== What is being asked ==
Write every line of the material out exactly as shown.

== Dataset rows ==
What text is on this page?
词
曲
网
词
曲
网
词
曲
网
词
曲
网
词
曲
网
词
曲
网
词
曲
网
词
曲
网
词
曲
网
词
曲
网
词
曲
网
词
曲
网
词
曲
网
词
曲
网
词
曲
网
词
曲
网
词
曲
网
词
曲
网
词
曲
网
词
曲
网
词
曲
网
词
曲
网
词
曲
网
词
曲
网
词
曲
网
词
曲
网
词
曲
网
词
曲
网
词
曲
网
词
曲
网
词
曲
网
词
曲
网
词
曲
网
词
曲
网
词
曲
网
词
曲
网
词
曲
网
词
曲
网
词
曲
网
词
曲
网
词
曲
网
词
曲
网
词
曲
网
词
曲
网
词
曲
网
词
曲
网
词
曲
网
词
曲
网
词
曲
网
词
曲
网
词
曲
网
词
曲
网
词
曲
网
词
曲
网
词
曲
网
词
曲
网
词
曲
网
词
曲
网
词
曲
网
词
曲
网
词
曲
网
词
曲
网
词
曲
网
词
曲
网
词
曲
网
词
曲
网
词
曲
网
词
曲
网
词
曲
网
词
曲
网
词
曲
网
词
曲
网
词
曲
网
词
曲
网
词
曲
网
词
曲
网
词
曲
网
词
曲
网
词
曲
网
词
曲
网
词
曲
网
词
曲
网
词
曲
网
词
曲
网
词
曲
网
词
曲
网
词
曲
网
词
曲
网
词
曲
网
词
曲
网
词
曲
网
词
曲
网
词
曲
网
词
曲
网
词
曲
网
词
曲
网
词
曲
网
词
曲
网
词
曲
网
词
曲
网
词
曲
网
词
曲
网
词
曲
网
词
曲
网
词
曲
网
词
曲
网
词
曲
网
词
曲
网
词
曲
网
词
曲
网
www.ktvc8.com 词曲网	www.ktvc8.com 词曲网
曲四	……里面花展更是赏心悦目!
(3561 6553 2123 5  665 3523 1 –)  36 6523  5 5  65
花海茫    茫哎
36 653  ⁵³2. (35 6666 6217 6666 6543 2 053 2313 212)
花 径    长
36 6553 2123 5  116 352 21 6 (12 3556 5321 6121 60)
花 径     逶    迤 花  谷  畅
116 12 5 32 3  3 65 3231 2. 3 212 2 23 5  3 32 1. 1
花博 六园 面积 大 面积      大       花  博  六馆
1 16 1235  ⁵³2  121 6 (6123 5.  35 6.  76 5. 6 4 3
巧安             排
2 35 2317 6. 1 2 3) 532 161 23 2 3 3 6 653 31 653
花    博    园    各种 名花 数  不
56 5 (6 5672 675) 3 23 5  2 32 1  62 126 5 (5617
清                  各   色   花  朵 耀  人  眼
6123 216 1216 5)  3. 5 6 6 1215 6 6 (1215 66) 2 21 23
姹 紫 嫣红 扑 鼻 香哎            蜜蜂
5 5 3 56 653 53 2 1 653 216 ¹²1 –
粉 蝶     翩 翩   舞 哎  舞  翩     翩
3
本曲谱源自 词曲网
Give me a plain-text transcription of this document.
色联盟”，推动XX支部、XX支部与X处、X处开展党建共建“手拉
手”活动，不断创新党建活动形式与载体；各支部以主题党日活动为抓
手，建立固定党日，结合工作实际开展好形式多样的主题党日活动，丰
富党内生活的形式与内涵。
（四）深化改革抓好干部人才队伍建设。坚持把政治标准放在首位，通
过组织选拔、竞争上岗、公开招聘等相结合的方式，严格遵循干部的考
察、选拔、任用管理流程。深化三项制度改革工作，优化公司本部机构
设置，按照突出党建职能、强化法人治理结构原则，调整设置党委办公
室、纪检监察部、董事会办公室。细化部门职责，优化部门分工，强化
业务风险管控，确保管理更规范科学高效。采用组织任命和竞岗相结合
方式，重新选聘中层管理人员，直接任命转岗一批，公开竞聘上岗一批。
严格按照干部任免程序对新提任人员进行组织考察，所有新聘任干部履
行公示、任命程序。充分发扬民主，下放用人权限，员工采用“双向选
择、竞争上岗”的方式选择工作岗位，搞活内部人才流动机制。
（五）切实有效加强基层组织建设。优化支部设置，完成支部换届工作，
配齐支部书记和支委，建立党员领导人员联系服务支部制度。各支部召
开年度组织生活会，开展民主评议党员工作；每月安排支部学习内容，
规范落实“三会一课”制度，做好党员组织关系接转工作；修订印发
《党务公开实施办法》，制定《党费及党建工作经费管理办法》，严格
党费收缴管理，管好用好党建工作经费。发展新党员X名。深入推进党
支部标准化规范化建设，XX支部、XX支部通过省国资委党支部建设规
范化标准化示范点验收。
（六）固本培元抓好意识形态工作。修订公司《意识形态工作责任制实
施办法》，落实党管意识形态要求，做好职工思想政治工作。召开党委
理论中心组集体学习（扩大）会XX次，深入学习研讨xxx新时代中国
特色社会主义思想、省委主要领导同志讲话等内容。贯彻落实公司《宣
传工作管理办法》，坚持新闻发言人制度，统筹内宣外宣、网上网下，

== Solution ==
What text is on this page?
词
曲
网
词
曲
网
词
曲
网
词
曲
网
词
曲
网
词
曲
网
词
曲
网
词
曲
网
词
曲
网
词
曲
网
词
曲
网
词
曲
网
词
曲
网
词
曲
网
词
曲
网
词
曲
网
词
曲
网
词
曲
网
词
曲
网
词
曲
网
词
曲
网
词
曲
网
词
曲
网
词
曲
网
词
曲
网
词
曲
网
词
曲
网
词
曲
网
词
曲
网
词
曲
网
词
曲
网
词
曲
网
词
曲
网
词
曲
网
词
曲
网
词
曲
网
词
曲
网
词
曲
网
词
曲
网
词
曲
网
词
曲
网
词
曲
网
词
曲
网
词
曲
网
词
曲
网
词
曲
网
词
曲
网
词
曲
网
词
曲
网
词
曲
网
词
曲
网
词
曲
网
词
曲
网
词
曲
网
词
曲
网
词
曲
网
词
曲
网
词
曲
网
词
曲
网
词
曲
网
词
曲
网
词
曲
网
词
曲
网
词
曲
网
词
曲
网
词
曲
网
词
曲
网
词
曲
网
词
曲
网
词
曲
网
词
曲
网
词
曲
网
词
曲
网
词
曲
网
词
曲
网
词
曲
网
词
曲
网
词
曲
网
词
曲
网
词
曲
网
词
曲
网
词
曲
网
词
曲
网
词
曲
网
词
曲
网
词
曲
网
词
曲
网
词
曲
网
词
曲
网
词
曲
网
词
曲
网
词
曲
网
词
曲
网
词
曲
网
词
曲
网
词
曲
网
词
曲
网
词
曲
网
词
曲
网
词
曲
网
词
曲
网
词
曲
网
词
曲
网
词
曲
网
词
曲
网
词
曲
网
词
曲
网
词
曲
网
词
曲
网
词
曲
网
www.ktvc8.com 词曲网	www.ktvc8.com 词曲网
曲四	……里面花展更是赏心悦目!
(3561 6553 2123 5  665 3523 1 –)  36 6523  5 5  65
花海茫    茫哎
36 653  ⁵³2. (35 6666 6217 6666 6543 2 053 2313 212)
花 径    长
36 6553 2123 5  116 352 21 6 (12 3556 5321 6121 60)
花 径     逶    迤 花  谷  畅
116 12 5 32 3  3 65 3231 2. 3 212 2 23 5  3 32 1. 1
花博 六园 面积 大 面积      大       花  博  六馆
1 16 1235  ⁵³2  121 6 (6123 5.  35 6.  76 5. 6 4 3
巧安             排
2 35 2317 6. 1 2 3) 532 161 23 2 3 3 6 653 31 653
花    博    园    各种 名花 数  不
56 5 (6 5672 675) 3 23 5  2 32 1  62 126 5 (5617
清                  各   色   花  朵 耀  人  眼
6123 216 1216 5)  3. 5 6 6 1215 6 6 (1215 66) 2 21 23
姹 紫 嫣红 扑 鼻 香哎            蜜蜂
5 5 3 56 653 53 2 1 653 216 ¹²1 –
粉 蝶     翩 翩   舞 哎  舞  翩     翩
3
本曲谱源自 词曲网
Give me a plain-text transcription of this document.
色联盟”，推动XX支部、XX支部与X处、X处开展党建共建“手拉
手”活动，不断创新党建活动形式与载体；各支部以主题党日活动为抓
手，建立固定党日，结合工作实际开展好形式多样的主题党日活动，丰
富党内生活的形式与内涵。
（四）深化改革抓好干部人才队伍建设。坚持把政治标准放在首位，通
过组织选拔、竞争上岗、公开招聘等相结合的方式，严格遵循干部的考
察、选拔、任用管理流程。深化三项制度改革工作，优化公司本部机构
设置，按照突出党建职能、强化法人治理结构原则，调整设置党委办公
室、纪检监察部、董事会办公室。细化部门职责，优化部门分工，强化
业务风险管控，确保管理更规范科学高效。采用组织任命和竞岗相结合
方式，重新选聘中层管理人员，直接任命转岗一批，公开竞聘上岗一批。
严格按照干部任免程序对新提任人员进行组织考察，所有新聘任干部履
行公示、任命程序。充分发扬民主，下放用人权限，员工采用“双向选
择、竞争上岗”的方式选择工作岗位，搞活内部人才流动机制。
（五）切实有效加强基层组织建设。优化支部设置，完成支部换届工作，
配齐支部书记和支委，建立党员领导人员联系服务支部制度。各支部召
开年度组织生活会，开展民主评议党员工作；每月安排支部学习内容，
规范落实“三会一课”制度，做好党员组织关系接转工作；修订印发
《党务公开实施办法》，制定《党费及党建工作经费管理办法》，严格
党费收缴管理，管好用好党建工作经费。发展新党员X名。深入推进党
支部标准化规范化建设，XX支部、XX支部通过省国资委党支部建设规
范化标准化示范点验收。
（六）固本培元抓好意识形态工作。修订公司《意识形态工作责任制实
施办法》，落实党管意识形态要求，做好职工思想政治工作。召开党委
理论中心组集体学习（扩大）会XX次，深入学习研讨xxx新时代中国
特色社会主义思想、省委主要领导同志讲话等内容。贯彻落实公司《宣
传工作管理办法》，坚持新闻发言人制度，统筹内宣外宣、网上网下，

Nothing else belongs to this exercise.